EXERCISE AIM
Pull out every line from the listing that has the word "example".

TASK MATERIAL

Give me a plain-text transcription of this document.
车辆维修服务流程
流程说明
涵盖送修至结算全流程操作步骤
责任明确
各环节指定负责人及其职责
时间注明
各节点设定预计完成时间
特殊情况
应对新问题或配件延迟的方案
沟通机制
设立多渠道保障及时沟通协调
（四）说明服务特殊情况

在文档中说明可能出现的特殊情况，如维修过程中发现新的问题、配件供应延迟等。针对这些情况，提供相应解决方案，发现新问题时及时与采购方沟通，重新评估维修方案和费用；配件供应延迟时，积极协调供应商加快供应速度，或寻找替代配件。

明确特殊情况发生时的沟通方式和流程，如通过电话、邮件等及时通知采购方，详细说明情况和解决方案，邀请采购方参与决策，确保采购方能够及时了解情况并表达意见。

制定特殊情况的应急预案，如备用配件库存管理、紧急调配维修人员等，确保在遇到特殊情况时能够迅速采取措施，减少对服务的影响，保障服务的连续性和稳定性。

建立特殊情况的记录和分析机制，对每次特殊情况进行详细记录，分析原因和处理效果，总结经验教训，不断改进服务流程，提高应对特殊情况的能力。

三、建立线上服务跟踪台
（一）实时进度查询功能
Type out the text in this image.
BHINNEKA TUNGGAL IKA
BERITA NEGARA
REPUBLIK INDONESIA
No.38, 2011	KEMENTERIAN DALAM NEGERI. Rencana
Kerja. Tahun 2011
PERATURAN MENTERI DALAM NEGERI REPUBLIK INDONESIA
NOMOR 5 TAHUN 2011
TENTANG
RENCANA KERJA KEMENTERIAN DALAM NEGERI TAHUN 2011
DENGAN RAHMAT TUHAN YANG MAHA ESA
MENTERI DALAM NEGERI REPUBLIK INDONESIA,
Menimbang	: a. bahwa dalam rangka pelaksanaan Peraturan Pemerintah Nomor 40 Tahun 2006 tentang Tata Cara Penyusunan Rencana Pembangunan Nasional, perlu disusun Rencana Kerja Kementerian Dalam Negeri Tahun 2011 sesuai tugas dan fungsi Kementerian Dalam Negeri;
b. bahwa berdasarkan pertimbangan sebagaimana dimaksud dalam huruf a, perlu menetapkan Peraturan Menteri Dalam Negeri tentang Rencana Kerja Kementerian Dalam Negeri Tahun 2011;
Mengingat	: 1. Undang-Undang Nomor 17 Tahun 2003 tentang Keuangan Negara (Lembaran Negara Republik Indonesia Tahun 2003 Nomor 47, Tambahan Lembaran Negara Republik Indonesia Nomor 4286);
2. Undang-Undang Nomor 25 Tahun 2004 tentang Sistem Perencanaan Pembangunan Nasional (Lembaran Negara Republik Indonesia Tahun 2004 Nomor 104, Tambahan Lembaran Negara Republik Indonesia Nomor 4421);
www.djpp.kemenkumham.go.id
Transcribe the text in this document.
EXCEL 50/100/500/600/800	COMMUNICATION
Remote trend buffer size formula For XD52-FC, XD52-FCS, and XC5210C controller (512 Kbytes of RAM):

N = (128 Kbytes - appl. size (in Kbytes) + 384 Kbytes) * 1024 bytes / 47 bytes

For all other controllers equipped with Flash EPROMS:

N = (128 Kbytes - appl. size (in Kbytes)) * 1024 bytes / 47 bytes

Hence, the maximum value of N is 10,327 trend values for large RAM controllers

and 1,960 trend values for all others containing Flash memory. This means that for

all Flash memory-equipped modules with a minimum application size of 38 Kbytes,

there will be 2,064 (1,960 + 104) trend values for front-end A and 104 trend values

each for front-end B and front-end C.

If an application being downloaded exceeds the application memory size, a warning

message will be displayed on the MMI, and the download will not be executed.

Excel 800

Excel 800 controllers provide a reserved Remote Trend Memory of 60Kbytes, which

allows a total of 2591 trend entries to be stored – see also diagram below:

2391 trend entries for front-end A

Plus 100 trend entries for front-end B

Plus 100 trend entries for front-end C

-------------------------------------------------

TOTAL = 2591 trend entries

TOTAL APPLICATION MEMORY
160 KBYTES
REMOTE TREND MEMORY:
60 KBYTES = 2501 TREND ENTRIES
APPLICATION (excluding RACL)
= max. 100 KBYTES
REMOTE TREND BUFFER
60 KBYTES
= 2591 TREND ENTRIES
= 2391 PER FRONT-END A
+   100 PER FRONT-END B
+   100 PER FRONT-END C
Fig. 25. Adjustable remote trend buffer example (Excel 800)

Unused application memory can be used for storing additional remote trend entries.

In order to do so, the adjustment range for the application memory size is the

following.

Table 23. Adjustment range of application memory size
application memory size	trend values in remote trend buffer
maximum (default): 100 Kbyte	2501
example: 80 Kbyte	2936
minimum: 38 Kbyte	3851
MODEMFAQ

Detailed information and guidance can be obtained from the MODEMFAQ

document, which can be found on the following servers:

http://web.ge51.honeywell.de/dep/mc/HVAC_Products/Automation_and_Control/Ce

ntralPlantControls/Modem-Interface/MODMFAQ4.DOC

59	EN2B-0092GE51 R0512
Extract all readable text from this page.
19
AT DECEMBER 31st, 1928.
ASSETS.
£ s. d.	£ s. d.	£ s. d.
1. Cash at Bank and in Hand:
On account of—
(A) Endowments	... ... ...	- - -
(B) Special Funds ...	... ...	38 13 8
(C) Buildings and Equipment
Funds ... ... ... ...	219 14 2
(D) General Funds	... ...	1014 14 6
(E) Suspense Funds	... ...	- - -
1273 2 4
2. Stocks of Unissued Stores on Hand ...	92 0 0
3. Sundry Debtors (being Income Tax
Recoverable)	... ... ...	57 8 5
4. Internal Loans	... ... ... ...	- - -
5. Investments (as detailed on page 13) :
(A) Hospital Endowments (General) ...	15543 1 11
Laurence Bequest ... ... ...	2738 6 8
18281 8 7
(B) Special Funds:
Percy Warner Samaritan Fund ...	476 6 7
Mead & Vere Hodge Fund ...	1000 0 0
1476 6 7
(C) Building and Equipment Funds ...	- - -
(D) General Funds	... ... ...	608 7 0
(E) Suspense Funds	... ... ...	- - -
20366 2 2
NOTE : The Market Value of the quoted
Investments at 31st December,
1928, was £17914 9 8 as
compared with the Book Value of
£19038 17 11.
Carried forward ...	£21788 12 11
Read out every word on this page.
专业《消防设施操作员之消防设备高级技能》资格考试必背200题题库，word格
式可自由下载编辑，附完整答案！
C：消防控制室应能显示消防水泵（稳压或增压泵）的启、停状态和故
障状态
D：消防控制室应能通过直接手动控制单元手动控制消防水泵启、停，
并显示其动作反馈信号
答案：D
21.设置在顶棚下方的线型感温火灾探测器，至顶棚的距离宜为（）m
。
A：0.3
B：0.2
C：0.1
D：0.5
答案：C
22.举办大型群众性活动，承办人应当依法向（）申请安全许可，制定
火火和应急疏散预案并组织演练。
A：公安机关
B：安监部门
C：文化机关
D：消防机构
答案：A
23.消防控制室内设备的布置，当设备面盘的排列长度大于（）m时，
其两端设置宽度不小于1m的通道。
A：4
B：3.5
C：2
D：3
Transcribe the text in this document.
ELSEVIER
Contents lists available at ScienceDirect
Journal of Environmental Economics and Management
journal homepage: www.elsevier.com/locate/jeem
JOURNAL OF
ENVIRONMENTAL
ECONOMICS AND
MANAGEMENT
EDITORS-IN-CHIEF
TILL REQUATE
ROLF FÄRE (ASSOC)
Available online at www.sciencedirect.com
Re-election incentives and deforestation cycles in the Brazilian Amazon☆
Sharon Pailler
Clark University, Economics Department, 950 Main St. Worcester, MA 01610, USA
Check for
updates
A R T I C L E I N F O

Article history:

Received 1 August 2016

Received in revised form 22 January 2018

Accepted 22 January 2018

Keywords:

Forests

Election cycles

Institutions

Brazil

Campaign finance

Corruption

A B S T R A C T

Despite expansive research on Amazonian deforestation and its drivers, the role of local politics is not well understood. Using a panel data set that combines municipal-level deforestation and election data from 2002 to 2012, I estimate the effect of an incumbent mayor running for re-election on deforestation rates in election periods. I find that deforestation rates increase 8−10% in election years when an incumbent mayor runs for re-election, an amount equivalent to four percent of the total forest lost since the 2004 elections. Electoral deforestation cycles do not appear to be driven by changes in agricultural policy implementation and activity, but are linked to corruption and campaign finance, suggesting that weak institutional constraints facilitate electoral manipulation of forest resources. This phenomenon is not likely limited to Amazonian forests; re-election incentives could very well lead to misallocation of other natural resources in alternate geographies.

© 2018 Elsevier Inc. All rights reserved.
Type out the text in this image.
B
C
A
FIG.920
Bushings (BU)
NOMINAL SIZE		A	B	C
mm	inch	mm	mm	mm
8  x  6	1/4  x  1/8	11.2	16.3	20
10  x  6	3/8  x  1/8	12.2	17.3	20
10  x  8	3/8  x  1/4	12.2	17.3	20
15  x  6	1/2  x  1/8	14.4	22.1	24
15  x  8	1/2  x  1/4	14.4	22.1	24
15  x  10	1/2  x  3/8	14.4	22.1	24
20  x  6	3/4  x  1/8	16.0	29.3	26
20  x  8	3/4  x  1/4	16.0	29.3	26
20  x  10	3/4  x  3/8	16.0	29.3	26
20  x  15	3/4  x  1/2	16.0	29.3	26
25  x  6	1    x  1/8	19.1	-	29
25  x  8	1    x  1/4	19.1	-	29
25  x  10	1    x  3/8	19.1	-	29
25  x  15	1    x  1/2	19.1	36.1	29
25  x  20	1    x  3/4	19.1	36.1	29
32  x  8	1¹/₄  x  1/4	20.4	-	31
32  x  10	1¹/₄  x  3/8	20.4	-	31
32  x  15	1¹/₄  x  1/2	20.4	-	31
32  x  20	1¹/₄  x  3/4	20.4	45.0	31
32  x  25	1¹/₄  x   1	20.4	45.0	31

WRITTEN ANSWER
Fig. 25. Adjustable remote trend buffer example (Excel 800)
example: 80 Kbyte	2936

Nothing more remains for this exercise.